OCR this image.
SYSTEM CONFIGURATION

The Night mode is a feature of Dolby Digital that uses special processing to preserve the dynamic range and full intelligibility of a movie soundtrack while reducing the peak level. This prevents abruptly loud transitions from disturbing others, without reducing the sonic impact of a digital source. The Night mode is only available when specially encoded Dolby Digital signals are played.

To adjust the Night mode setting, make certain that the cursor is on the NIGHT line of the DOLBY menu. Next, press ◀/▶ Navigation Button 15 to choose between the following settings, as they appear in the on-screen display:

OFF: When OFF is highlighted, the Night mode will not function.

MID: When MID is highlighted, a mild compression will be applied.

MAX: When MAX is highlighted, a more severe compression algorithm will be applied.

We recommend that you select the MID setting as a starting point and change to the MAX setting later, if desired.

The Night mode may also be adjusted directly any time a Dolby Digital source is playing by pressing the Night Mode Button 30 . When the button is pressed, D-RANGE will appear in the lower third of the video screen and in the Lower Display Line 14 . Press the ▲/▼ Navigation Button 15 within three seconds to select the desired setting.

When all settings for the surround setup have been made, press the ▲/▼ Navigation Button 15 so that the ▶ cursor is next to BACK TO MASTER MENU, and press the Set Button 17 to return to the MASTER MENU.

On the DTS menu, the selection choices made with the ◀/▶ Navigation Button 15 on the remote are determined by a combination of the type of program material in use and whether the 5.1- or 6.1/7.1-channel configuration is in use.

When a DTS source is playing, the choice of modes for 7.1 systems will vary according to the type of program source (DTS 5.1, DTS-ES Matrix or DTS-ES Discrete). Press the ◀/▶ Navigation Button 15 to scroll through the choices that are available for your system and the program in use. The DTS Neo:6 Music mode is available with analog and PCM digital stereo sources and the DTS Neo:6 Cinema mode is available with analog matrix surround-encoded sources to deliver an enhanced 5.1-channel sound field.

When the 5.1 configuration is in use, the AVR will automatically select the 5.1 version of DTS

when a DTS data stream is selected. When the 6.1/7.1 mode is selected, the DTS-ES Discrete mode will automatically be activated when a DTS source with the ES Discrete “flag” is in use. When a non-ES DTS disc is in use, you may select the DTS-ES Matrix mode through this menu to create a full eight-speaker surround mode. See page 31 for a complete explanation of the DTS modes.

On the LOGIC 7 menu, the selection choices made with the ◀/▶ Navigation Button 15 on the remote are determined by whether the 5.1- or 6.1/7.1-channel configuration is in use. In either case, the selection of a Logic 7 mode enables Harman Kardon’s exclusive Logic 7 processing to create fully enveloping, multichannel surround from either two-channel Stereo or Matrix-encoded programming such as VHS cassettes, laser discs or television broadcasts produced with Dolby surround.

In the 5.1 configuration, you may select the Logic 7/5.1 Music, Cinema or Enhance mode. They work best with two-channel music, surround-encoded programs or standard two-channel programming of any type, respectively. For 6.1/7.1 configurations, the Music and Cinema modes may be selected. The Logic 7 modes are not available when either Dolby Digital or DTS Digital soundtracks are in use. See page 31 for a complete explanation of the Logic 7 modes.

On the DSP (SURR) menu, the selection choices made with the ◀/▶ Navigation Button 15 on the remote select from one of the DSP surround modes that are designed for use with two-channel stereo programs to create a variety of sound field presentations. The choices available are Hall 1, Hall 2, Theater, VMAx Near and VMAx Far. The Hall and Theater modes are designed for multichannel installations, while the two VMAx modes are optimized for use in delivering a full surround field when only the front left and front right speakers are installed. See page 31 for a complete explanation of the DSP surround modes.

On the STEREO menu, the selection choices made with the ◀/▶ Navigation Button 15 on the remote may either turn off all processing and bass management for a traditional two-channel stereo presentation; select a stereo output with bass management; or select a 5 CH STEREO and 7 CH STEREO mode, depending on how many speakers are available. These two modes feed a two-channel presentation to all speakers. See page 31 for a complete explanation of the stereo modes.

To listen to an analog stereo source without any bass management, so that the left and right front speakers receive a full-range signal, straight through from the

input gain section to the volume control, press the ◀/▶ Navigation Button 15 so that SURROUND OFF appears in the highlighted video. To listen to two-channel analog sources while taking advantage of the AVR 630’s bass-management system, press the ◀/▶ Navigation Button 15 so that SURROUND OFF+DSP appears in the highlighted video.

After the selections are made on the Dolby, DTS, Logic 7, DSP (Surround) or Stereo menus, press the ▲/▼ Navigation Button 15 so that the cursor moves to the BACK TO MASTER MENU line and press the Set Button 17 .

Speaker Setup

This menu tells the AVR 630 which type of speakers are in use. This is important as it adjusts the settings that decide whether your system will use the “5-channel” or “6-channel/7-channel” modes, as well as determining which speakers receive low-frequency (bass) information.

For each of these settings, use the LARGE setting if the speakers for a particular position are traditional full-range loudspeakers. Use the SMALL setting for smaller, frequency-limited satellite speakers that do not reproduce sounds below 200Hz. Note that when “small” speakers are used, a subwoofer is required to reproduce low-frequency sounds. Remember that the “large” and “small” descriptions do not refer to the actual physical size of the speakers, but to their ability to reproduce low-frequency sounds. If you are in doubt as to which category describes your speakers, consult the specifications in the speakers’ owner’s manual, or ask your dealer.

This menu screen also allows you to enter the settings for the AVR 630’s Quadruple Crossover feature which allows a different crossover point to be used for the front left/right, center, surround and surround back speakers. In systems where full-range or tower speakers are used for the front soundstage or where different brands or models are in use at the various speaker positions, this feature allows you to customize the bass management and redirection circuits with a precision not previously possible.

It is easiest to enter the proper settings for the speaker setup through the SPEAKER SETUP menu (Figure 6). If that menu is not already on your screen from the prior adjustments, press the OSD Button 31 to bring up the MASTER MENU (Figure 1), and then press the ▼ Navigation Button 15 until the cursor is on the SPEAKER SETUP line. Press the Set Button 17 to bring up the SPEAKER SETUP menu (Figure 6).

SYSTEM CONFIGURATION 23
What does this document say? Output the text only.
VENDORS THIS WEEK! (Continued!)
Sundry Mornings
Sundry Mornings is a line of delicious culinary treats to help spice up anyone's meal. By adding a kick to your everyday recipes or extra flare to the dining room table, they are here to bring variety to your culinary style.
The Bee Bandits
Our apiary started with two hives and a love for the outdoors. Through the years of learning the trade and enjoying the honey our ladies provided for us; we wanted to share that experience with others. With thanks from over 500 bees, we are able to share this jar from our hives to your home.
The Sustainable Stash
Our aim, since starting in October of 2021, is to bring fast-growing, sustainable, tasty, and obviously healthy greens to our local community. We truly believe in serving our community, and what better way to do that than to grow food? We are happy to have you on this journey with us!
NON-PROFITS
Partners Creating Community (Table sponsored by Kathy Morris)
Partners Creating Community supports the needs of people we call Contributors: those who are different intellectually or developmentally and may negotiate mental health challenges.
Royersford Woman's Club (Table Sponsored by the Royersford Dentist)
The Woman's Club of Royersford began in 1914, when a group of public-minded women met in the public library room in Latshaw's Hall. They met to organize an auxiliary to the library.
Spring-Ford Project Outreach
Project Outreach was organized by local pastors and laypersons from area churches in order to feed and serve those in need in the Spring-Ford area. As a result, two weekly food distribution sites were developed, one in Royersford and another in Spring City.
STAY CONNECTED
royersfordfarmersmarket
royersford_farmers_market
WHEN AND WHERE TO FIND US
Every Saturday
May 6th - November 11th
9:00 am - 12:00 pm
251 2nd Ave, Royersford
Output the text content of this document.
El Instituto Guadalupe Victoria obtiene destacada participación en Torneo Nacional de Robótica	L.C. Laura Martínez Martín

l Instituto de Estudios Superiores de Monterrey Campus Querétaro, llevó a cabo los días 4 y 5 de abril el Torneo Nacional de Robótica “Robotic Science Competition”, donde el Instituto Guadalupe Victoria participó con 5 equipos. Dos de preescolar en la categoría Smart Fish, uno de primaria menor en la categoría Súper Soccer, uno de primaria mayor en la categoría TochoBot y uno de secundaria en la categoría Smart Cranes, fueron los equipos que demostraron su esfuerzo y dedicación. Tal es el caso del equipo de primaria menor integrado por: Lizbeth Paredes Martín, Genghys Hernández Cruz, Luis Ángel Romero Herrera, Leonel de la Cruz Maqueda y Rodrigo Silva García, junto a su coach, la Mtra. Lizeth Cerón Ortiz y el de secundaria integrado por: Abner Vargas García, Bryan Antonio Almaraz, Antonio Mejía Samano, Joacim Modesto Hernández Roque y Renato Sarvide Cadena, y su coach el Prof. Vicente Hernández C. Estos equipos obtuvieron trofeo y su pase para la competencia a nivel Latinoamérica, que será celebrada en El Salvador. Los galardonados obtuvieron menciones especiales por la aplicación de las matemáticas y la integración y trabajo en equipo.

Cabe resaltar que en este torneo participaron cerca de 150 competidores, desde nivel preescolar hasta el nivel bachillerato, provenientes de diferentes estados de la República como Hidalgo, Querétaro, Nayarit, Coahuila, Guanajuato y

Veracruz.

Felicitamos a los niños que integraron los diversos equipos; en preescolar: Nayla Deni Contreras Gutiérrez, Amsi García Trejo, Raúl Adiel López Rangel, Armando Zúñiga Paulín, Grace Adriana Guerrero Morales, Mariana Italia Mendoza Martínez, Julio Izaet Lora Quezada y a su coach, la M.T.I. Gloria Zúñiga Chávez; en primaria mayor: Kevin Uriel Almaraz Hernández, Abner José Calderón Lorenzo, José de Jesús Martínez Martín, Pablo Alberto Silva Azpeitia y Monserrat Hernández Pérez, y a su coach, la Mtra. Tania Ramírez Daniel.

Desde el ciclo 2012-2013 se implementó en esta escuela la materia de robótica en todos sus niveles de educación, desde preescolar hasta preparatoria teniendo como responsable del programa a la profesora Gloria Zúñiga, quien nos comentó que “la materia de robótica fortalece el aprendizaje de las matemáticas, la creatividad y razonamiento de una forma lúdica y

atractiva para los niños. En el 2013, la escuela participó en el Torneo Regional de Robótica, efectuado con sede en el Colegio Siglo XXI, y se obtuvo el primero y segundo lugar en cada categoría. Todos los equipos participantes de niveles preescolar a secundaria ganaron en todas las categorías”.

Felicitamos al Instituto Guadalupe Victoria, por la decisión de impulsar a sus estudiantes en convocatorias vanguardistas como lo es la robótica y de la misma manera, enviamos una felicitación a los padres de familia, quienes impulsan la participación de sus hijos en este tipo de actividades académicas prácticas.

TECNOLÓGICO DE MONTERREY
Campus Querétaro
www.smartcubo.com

---

From the records above, pull out every line containing the word "Zúñiga".

Felicitamos a los niños que integraron los diversos equipos; en preescolar: Nayla Deni Contreras Gutiérrez, Amsi García Trejo, Raúl Adiel López Rangel, Armando Zúñiga Paulín, Grace Adriana Guerrero Morales, Mariana Italia Mendoza Martínez, Julio Izaet Lora Quezada y a su coach, la M.T.I. Gloria Zúñiga Chávez; en primaria mayor: Kevin Uriel Almaraz Hernández, Abner José Calderón Lorenzo, José de Jesús Martínez Martín, Pablo Alberto Silva Azpeitia y Monserrat Hernández Pérez, y a su coach, la Mtra. Tania Ramírez Daniel.
Desde el ciclo 2012-2013 se implementó en esta escuela la materia de robótica en todos sus niveles de educación, desde preescolar hasta preparatoria teniendo como responsable del programa a la profesora Gloria Zúñiga, quien nos comentó que “la materia de robótica fortalece el aprendizaje de las matemáticas, la creatividad y razonamiento de una forma lúdica y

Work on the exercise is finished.